-- begin Source data --

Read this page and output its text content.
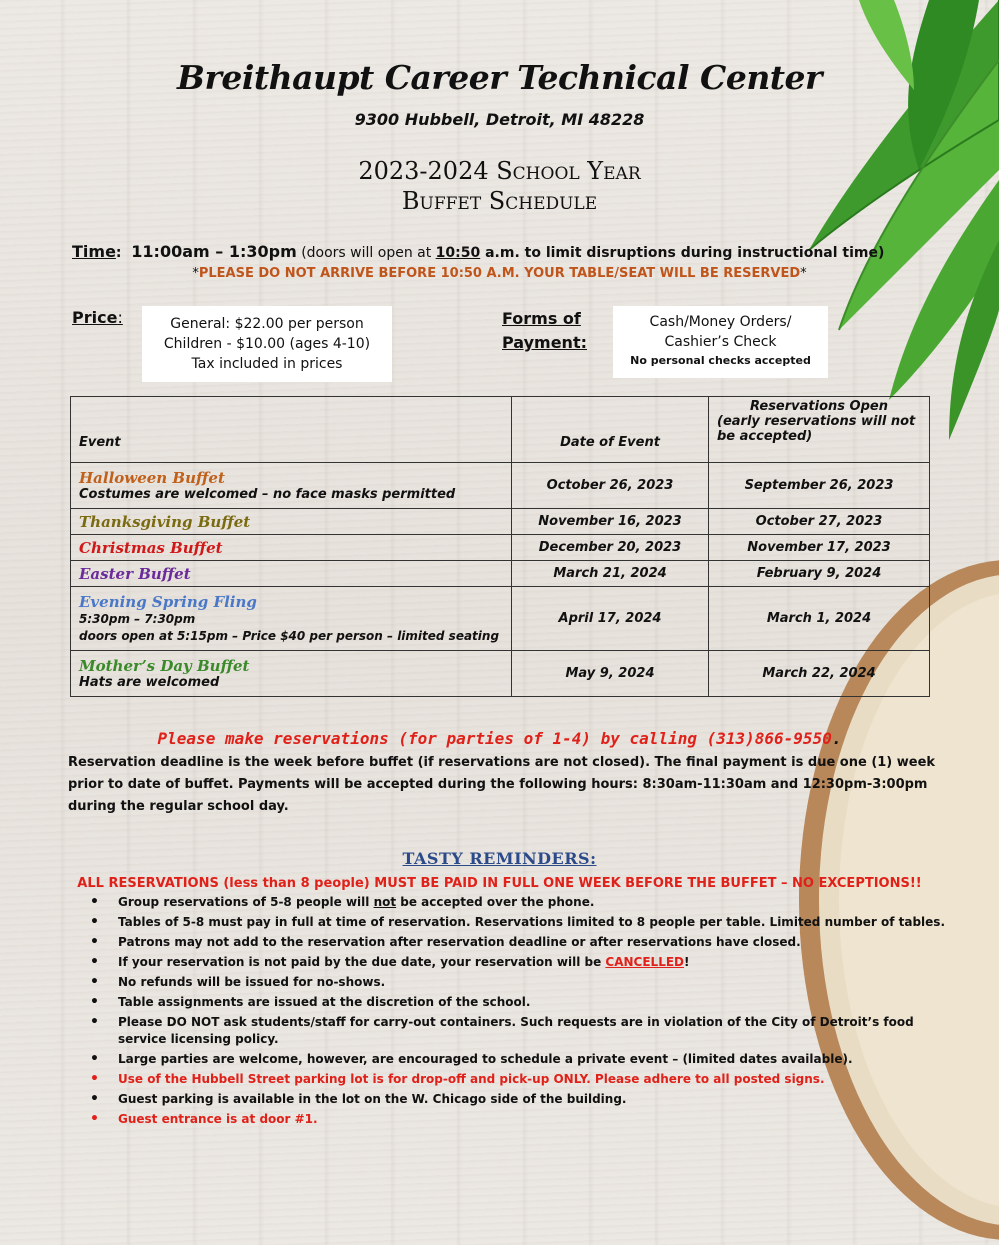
Breithaupt Career Technical Center
9300 Hubbell, Detroit, MI 48228
2023-2024 School Year
Buffet Schedule
Time:  11:00am – 1:30pm (doors will open at 10:50 a.m. to limit disruptions during instructional time)
*PLEASE DO NOT ARRIVE BEFORE 10:50 A.M. YOUR TABLE/SEAT WILL BE RESERVED*
Price:	General: $22.00 per person
Children - $10.00 (ages 4-10)
Tax included in prices
Forms of
Payment:
Cash/Money Orders/
Cashier’s Check
No personal checks accepted
Event	Date of Event	Reservations Open
(early reservations will not be accepted)

Halloween Buffet
Costumes are welcomed – no face masks permitted	October 26, 2023	September 26, 2023

Thanksgiving Buffet	November 16, 2023	October 27, 2023

Christmas Buffet	December 20, 2023	November 17, 2023

Easter Buffet	March 21, 2024	February 9, 2024

Evening Spring Fling
5:30pm – 7:30pm
doors open at 5:15pm – Price $40 per person – limited seating	April 17, 2024	March 1, 2024

Mother’s Day Buffet
Hats are welcomed	May 9, 2024	March 22, 2024
Please make reservations (for parties of 1-4) by calling (313)866-9550.
Reservation deadline is the week before buffet (if reservations are not closed). The final payment is due one (1) week prior to date of buffet. Payments will be accepted during the following hours: 8:30am-11:30am and 12:30pm-3:00pm during the regular school day.
TASTY REMINDERS:
ALL RESERVATIONS (less than 8 people) MUST BE PAID IN FULL ONE WEEK BEFORE THE BUFFET – NO EXCEPTIONS!!
• Group reservations of 5-8 people will not be accepted over the phone.
• Tables of 5-8 must pay in full at time of reservation. Reservations limited to 8 people per table. Limited number of tables.
• Patrons may not add to the reservation after reservation deadline or after reservations have closed.
• If your reservation is not paid by the due date, your reservation will be CANCELLED!
• No refunds will be issued for no-shows.
• Table assignments are issued at the discretion of the school.
• Please DO NOT ask students/staff for carry-out containers. Such requests are in violation of the City of Detroit’s food service licensing policy.
• Large parties are welcome, however, are encouraged to schedule a private event – (limited dates available).
• Use of the Hubbell Street parking lot is for drop-off and pick-up ONLY. Please adhere to all posted signs.
• Guest parking is available in the lot on the W. Chicago side of the building.
• Guest entrance is at door #1.
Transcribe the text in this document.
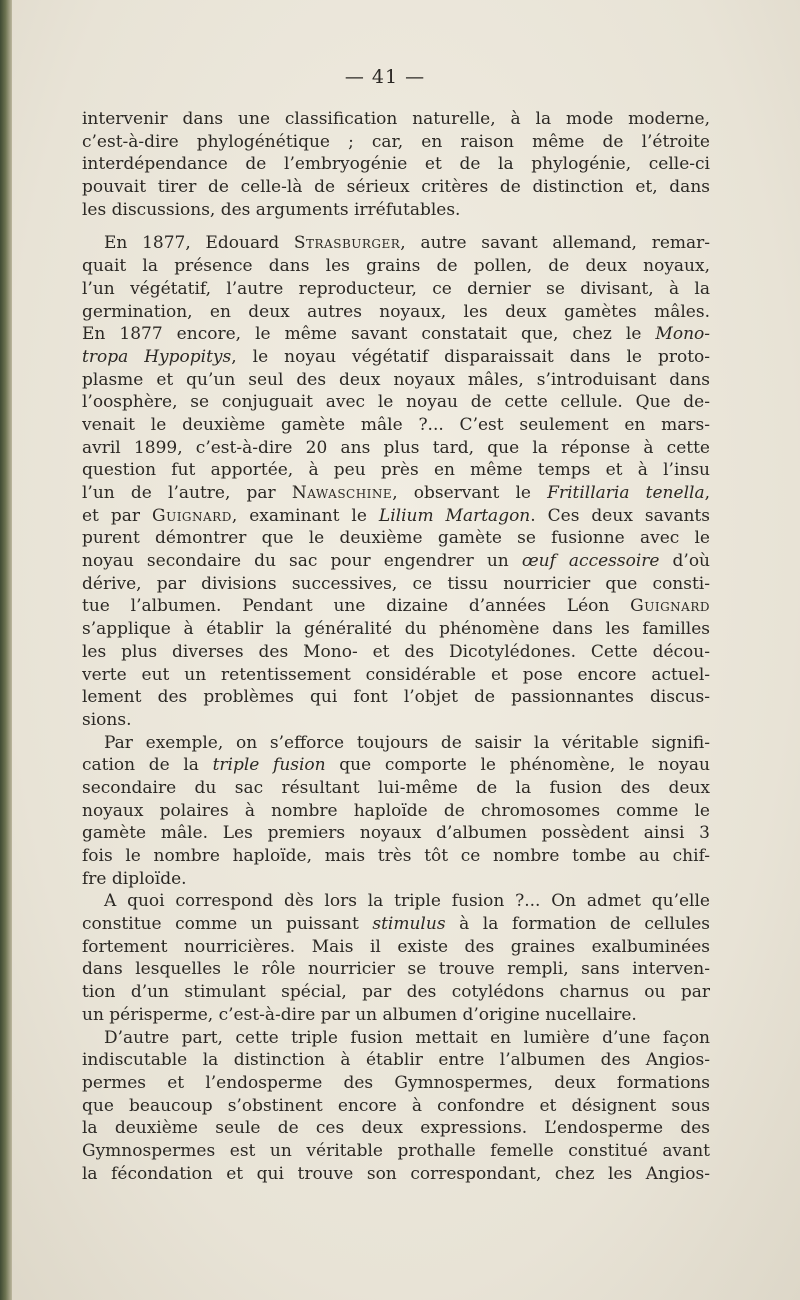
— 41 —
intervenir dans une classification naturelle, à la mode moderne,
c’est-à-dire phylogénétique ; car, en raison même de l’étroite
interdépendance de l’embryogénie et de la phylogénie, celle-ci
pouvait tirer de celle-là de sérieux critères de distinction et, dans
les discussions, des arguments irréfutables.
En 1877, Edouard Strasburger, autre savant allemand, remar-
quait la présence dans les grains de pollen, de deux noyaux,
l’un végétatif, l’autre reproducteur, ce dernier se divisant, à la
germination, en deux autres noyaux, les deux gamètes mâles.
En 1877 encore, le même savant constatait que, chez le Mono-
tropa Hypopitys, le noyau végétatif disparaissait dans le proto-
plasme et qu’un seul des deux noyaux mâles, s’introduisant dans
l’oosphère, se conjuguait avec le noyau de cette cellule. Que de-
venait le deuxième gamète mâle ?... C’est seulement en mars-
avril 1899, c’est-à-dire 20 ans plus tard, que la réponse à cette
question fut apportée, à peu près en même temps et à l’insu
l’un de l’autre, par Nawaschine, observant le Fritillaria tenella,
et par Guignard, examinant le Lilium Martagon. Ces deux savants
purent démontrer que le deuxième gamète se fusionne avec le
noyau secondaire du sac pour engendrer un œuf accessoire d’où
dérive, par divisions successives, ce tissu nourricier que consti-
tue l’albumen. Pendant une dizaine d’années Léon Guignard
s’applique à établir la généralité du phénomène dans les familles
les plus diverses des Mono- et des Dicotylédones. Cette décou-
verte eut un retentissement considérable et pose encore actuel-
lement des problèmes qui font l’objet de passionnantes discus-
sions.
Par exemple, on s’efforce toujours de saisir la véritable signifi-
cation de la triple fusion que comporte le phénomène, le noyau
secondaire du sac résultant lui-même de la fusion des deux
noyaux polaires à nombre haploïde de chromosomes comme le
gamète mâle. Les premiers noyaux d’albumen possèdent ainsi 3
fois le nombre haploïde, mais très tôt ce nombre tombe au chif-
fre diploïde.
A quoi correspond dès lors la triple fusion ?... On admet qu’elle
constitue comme un puissant stimulus à la formation de cellules
fortement nourricières. Mais il existe des graines exalbuminées
dans lesquelles le rôle nourricier se trouve rempli, sans interven-
tion d’un stimulant spécial, par des cotylédons charnus ou par
un périsperme, c’est-à-dire par un albumen d’origine nucellaire.
D’autre part, cette triple fusion mettait en lumière d’une façon
indiscutable la distinction à établir entre l’albumen des Angios-
permes et l’endosperme des Gymnospermes, deux formations
que beaucoup s’obstinent encore à confondre et désignent sous
la deuxième seule de ces deux expressions. L’endosperme des
Gymnospermes est un véritable prothalle femelle constitué avant
la fécondation et qui trouve son correspondant, chez les Angios-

-- end Source data --

Leave out the pictures and reproduce the rest of the listing exactly.

**Written response:**
Read this page and output its text content.
Breithaupt Career Technical Center
9300 Hubbell, Detroit, MI 48228
2023-2024 School Year
Buffet Schedule
Time:  11:00am – 1:30pm (doors will open at 10:50 a.m. to limit disruptions during instructional time)
*PLEASE DO NOT ARRIVE BEFORE 10:50 A.M. YOUR TABLE/SEAT WILL BE RESERVED*
Price:	General: $22.00 per person
Children - $10.00 (ages 4-10)
Tax included in prices
Forms of
Payment:
Cash/Money Orders/
Cashier’s Check
No personal checks accepted
Event	Date of Event	Reservations Open
(early reservations will not be accepted)

Halloween Buffet
Costumes are welcomed – no face masks permitted	October 26, 2023	September 26, 2023

Thanksgiving Buffet	November 16, 2023	October 27, 2023

Christmas Buffet	December 20, 2023	November 17, 2023

Easter Buffet	March 21, 2024	February 9, 2024

Evening Spring Fling
5:30pm – 7:30pm
doors open at 5:15pm – Price $40 per person – limited seating	April 17, 2024	March 1, 2024

Mother’s Day Buffet
Hats are welcomed	May 9, 2024	March 22, 2024
Please make reservations (for parties of 1-4) by calling (313)866-9550.
Reservation deadline is the week before buffet (if reservations are not closed). The final payment is due one (1) week prior to date of buffet. Payments will be accepted during the following hours: 8:30am-11:30am and 12:30pm-3:00pm during the regular school day.
TASTY REMINDERS:
ALL RESERVATIONS (less than 8 people) MUST BE PAID IN FULL ONE WEEK BEFORE THE BUFFET – NO EXCEPTIONS!!
• Group reservations of 5-8 people will not be accepted over the phone.
• Tables of 5-8 must pay in full at time of reservation. Reservations limited to 8 people per table. Limited number of tables.
• Patrons may not add to the reservation after reservation deadline or after reservations have closed.
• If your reservation is not paid by the due date, your reservation will be CANCELLED!
• No refunds will be issued for no-shows.
• Table assignments are issued at the discretion of the school.
• Please DO NOT ask students/staff for carry-out containers. Such requests are in violation of the City of Detroit’s food service licensing policy.
• Large parties are welcome, however, are encouraged to schedule a private event – (limited dates available).
• Use of the Hubbell Street parking lot is for drop-off and pick-up ONLY. Please adhere to all posted signs.
• Guest parking is available in the lot on the W. Chicago side of the building.
• Guest entrance is at door #1.
Transcribe the text in this document.
— 41 —
intervenir dans une classification naturelle, à la mode moderne,
c’est-à-dire phylogénétique ; car, en raison même de l’étroite
interdépendance de l’embryogénie et de la phylogénie, celle-ci
pouvait tirer de celle-là de sérieux critères de distinction et, dans
les discussions, des arguments irréfutables.
En 1877, Edouard Strasburger, autre savant allemand, remar-
quait la présence dans les grains de pollen, de deux noyaux,
l’un végétatif, l’autre reproducteur, ce dernier se divisant, à la
germination, en deux autres noyaux, les deux gamètes mâles.
En 1877 encore, le même savant constatait que, chez le Mono-
tropa Hypopitys, le noyau végétatif disparaissait dans le proto-
plasme et qu’un seul des deux noyaux mâles, s’introduisant dans
l’oosphère, se conjuguait avec le noyau de cette cellule. Que de-
venait le deuxième gamète mâle ?... C’est seulement en mars-
avril 1899, c’est-à-dire 20 ans plus tard, que la réponse à cette
question fut apportée, à peu près en même temps et à l’insu
l’un de l’autre, par Nawaschine, observant le Fritillaria tenella,
et par Guignard, examinant le Lilium Martagon. Ces deux savants
purent démontrer que le deuxième gamète se fusionne avec le
noyau secondaire du sac pour engendrer un œuf accessoire d’où
dérive, par divisions successives, ce tissu nourricier que consti-
tue l’albumen. Pendant une dizaine d’années Léon Guignard
s’applique à établir la généralité du phénomène dans les familles
les plus diverses des Mono- et des Dicotylédones. Cette décou-
verte eut un retentissement considérable et pose encore actuel-
lement des problèmes qui font l’objet de passionnantes discus-
sions.
Par exemple, on s’efforce toujours de saisir la véritable signifi-
cation de la triple fusion que comporte le phénomène, le noyau
secondaire du sac résultant lui-même de la fusion des deux
noyaux polaires à nombre haploïde de chromosomes comme le
gamète mâle. Les premiers noyaux d’albumen possèdent ainsi 3
fois le nombre haploïde, mais très tôt ce nombre tombe au chif-
fre diploïde.
A quoi correspond dès lors la triple fusion ?... On admet qu’elle
constitue comme un puissant stimulus à la formation de cellules
fortement nourricières. Mais il existe des graines exalbuminées
dans lesquelles le rôle nourricier se trouve rempli, sans interven-
tion d’un stimulant spécial, par des cotylédons charnus ou par
un périsperme, c’est-à-dire par un albumen d’origine nucellaire.
D’autre part, cette triple fusion mettait en lumière d’une façon
indiscutable la distinction à établir entre l’albumen des Angios-
permes et l’endosperme des Gymnospermes, deux formations
que beaucoup s’obstinent encore à confondre et désignent sous
la deuxième seule de ces deux expressions. L’endosperme des
Gymnospermes est un véritable prothalle femelle constitué avant
la fécondation et qui trouve son correspondant, chez les Angios-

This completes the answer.